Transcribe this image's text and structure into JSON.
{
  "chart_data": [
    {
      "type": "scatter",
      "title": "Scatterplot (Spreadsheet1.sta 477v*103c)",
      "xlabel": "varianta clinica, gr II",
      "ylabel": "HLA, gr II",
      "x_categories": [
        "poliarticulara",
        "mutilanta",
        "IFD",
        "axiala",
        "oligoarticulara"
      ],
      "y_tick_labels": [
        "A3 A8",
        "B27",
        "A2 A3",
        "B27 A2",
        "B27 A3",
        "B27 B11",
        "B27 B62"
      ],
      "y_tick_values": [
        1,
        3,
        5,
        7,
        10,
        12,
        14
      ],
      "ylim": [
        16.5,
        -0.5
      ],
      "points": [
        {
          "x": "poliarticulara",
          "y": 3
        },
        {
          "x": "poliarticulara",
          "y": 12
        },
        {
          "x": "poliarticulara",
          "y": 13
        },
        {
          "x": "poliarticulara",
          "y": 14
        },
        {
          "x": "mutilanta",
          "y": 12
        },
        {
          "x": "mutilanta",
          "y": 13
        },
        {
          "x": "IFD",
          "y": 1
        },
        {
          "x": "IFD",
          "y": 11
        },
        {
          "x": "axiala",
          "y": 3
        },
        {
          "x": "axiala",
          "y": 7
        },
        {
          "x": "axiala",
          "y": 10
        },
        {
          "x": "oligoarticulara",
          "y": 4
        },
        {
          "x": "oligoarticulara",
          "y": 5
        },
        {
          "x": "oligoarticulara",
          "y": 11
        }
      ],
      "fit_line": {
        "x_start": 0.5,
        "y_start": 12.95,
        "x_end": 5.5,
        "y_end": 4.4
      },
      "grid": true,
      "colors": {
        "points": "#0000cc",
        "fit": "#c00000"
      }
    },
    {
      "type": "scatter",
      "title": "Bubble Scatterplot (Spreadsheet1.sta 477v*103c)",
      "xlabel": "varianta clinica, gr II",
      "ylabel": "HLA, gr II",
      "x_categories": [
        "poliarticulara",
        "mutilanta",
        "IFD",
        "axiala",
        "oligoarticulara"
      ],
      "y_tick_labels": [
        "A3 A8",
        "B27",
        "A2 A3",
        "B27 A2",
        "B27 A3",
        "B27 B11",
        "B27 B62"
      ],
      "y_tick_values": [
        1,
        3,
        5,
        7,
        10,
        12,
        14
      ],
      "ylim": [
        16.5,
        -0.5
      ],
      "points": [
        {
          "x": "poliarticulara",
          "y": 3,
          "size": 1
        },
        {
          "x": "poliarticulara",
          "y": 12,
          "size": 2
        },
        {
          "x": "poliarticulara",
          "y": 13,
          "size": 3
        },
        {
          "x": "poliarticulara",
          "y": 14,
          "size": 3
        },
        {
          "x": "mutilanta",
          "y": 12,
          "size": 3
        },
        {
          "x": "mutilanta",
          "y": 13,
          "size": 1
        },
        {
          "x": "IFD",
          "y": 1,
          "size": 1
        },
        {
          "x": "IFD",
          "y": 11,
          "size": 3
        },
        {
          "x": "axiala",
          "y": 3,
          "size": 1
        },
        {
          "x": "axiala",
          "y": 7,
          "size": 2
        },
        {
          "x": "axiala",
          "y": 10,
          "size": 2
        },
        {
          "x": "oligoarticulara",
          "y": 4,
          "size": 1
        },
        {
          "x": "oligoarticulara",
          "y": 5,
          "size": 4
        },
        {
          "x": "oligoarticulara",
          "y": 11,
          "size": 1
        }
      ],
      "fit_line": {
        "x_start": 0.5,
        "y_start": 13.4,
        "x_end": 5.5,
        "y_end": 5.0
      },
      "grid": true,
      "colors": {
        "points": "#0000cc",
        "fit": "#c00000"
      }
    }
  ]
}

• Task directions:
Reproduce every record above exactly as it appears.

• Solution to this task:
Transcribe this image's text and structure into JSON.
{
  "chart_data": [
    {
      "type": "scatter",
      "title": "Scatterplot (Spreadsheet1.sta 477v*103c)",
      "xlabel": "varianta clinica, gr II",
      "ylabel": "HLA, gr II",
      "x_categories": [
        "poliarticulara",
        "mutilanta",
        "IFD",
        "axiala",
        "oligoarticulara"
      ],
      "y_tick_labels": [
        "A3 A8",
        "B27",
        "A2 A3",
        "B27 A2",
        "B27 A3",
        "B27 B11",
        "B27 B62"
      ],
      "y_tick_values": [
        1,
        3,
        5,
        7,
        10,
        12,
        14
      ],
      "ylim": [
        16.5,
        -0.5
      ],
      "points": [
        {
          "x": "poliarticulara",
          "y": 3
        },
        {
          "x": "poliarticulara",
          "y": 12
        },
        {
          "x": "poliarticulara",
          "y": 13
        },
        {
          "x": "poliarticulara",
          "y": 14
        },
        {
          "x": "mutilanta",
          "y": 12
        },
        {
          "x": "mutilanta",
          "y": 13
        },
        {
          "x": "IFD",
          "y": 1
        },
        {
          "x": "IFD",
          "y": 11
        },
        {
          "x": "axiala",
          "y": 3
        },
        {
          "x": "axiala",
          "y": 7
        },
        {
          "x": "axiala",
          "y": 10
        },
        {
          "x": "oligoarticulara",
          "y": 4
        },
        {
          "x": "oligoarticulara",
          "y": 5
        },
        {
          "x": "oligoarticulara",
          "y": 11
        }
      ],
      "fit_line": {
        "x_start": 0.5,
        "y_start": 12.95,
        "x_end": 5.5,
        "y_end": 4.4
      },
      "grid": true,
      "colors": {
        "points": "#0000cc",
        "fit": "#c00000"
      }
    },
    {
      "type": "scatter",
      "title": "Bubble Scatterplot (Spreadsheet1.sta 477v*103c)",
      "xlabel": "varianta clinica, gr II",
      "ylabel": "HLA, gr II",
      "x_categories": [
        "poliarticulara",
        "mutilanta",
        "IFD",
        "axiala",
        "oligoarticulara"
      ],
      "y_tick_labels": [
        "A3 A8",
        "B27",
        "A2 A3",
        "B27 A2",
        "B27 A3",
        "B27 B11",
        "B27 B62"
      ],
      "y_tick_values": [
        1,
        3,
        5,
        7,
        10,
        12,
        14
      ],
      "ylim": [
        16.5,
        -0.5
      ],
      "points": [
        {
          "x": "poliarticulara",
          "y": 3,
          "size": 1
        },
        {
          "x": "poliarticulara",
          "y": 12,
          "size": 2
        },
        {
          "x": "poliarticulara",
          "y": 13,
          "size": 3
        },
        {
          "x": "poliarticulara",
          "y": 14,
          "size": 3
        },
        {
          "x": "mutilanta",
          "y": 12,
          "size": 3
        },
        {
          "x": "mutilanta",
          "y": 13,
          "size": 1
        },
        {
          "x": "IFD",
          "y": 1,
          "size": 1
        },
        {
          "x": "IFD",
          "y": 11,
          "size": 3
        },
        {
          "x": "axiala",
          "y": 3,
          "size": 1
        },
        {
          "x": "axiala",
          "y": 7,
          "size": 2
        },
        {
          "x": "axiala",
          "y": 10,
          "size": 2
        },
        {
          "x": "oligoarticulara",
          "y": 4,
          "size": 1
        },
        {
          "x": "oligoarticulara",
          "y": 5,
          "size": 4
        },
        {
          "x": "oligoarticulara",
          "y": 11,
          "size": 1
        }
      ],
      "fit_line": {
        "x_start": 0.5,
        "y_start": 13.4,
        "x_end": 5.5,
        "y_end": 5.0
      },
      "grid": true,
      "colors": {
        "points": "#0000cc",
        "fit": "#c00000"
      }
    }
  ]
}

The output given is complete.